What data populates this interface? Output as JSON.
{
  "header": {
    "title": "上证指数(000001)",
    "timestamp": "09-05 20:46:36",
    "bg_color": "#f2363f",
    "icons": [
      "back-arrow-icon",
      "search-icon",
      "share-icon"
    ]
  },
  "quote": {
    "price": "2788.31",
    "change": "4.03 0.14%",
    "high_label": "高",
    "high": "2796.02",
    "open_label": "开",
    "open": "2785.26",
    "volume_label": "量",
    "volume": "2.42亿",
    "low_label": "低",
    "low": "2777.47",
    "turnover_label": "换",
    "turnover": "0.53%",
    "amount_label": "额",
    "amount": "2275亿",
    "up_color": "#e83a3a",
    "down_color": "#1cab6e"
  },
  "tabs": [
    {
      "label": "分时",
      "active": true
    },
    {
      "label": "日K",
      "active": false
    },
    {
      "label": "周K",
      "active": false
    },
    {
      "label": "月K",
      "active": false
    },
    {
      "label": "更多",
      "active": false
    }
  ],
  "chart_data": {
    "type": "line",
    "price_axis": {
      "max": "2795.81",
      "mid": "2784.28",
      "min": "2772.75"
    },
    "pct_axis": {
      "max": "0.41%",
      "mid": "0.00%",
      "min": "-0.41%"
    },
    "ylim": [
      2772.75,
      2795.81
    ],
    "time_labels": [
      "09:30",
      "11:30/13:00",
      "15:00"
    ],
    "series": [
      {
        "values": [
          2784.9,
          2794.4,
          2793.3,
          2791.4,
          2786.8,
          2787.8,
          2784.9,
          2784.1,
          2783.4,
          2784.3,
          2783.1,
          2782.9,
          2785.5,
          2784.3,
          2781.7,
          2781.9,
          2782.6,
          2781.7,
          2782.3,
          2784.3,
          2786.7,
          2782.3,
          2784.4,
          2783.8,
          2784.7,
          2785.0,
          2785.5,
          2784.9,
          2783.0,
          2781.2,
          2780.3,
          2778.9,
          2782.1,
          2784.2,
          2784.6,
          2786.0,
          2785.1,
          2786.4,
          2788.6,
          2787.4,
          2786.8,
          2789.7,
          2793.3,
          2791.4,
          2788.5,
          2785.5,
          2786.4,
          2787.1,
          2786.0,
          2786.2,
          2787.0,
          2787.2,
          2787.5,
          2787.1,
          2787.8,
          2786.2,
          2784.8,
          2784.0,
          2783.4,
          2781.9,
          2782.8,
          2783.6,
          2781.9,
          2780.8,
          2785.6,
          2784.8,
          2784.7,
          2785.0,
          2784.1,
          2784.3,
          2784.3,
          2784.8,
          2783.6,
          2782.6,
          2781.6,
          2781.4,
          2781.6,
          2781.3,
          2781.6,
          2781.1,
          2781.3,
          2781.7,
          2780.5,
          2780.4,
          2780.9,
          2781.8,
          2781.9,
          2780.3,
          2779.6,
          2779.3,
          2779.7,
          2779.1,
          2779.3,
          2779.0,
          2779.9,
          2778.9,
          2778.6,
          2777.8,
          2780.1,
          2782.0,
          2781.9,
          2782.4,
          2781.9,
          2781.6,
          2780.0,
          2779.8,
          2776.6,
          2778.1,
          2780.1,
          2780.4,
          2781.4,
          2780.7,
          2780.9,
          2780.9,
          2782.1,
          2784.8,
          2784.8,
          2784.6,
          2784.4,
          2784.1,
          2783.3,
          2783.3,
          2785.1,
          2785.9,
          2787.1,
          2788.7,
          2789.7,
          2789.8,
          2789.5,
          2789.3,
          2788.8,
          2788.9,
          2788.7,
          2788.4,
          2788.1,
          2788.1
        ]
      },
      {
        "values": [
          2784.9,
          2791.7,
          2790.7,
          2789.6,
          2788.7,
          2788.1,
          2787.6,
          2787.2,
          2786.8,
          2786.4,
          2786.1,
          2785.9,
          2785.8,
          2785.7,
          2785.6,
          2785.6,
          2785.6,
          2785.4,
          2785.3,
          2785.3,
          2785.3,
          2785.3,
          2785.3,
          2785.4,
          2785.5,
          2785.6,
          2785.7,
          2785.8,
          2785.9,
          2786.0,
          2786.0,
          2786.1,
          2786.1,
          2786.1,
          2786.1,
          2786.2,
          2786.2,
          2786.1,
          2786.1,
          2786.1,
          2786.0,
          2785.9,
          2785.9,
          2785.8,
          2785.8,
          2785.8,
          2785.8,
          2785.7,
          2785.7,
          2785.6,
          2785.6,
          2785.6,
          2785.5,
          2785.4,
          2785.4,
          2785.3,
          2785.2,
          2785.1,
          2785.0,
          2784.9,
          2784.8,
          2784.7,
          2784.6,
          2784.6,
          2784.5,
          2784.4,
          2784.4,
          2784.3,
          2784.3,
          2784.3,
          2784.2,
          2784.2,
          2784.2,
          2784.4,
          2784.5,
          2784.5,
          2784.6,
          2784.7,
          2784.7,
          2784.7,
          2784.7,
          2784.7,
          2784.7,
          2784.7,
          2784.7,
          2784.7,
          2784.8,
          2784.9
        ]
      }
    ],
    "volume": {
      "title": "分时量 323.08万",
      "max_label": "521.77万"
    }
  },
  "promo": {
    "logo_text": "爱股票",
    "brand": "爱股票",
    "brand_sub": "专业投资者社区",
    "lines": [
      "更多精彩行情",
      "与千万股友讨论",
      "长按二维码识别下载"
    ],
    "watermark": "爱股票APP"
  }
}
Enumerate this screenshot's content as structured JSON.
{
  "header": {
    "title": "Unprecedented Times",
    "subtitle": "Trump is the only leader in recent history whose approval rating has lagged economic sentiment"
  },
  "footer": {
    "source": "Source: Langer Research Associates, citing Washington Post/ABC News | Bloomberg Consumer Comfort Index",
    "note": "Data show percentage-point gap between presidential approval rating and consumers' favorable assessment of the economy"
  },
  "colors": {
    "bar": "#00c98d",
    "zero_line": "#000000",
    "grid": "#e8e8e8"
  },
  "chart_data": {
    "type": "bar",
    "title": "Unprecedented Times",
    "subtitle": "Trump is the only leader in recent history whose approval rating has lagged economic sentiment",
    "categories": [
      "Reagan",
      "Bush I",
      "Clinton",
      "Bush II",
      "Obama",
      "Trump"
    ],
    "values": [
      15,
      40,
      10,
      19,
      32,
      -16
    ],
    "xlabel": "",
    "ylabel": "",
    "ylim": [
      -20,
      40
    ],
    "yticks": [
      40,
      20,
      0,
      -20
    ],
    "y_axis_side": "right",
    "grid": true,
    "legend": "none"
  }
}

==================================================

Using the records above, list each line that includes "only".

### Exercise result
    "subtitle": "Trump is the only leader in recent history whose approval rating has lagged economic sentiment"
    "subtitle": "Trump is the only leader in recent history whose approval rating has lagged economic sentiment",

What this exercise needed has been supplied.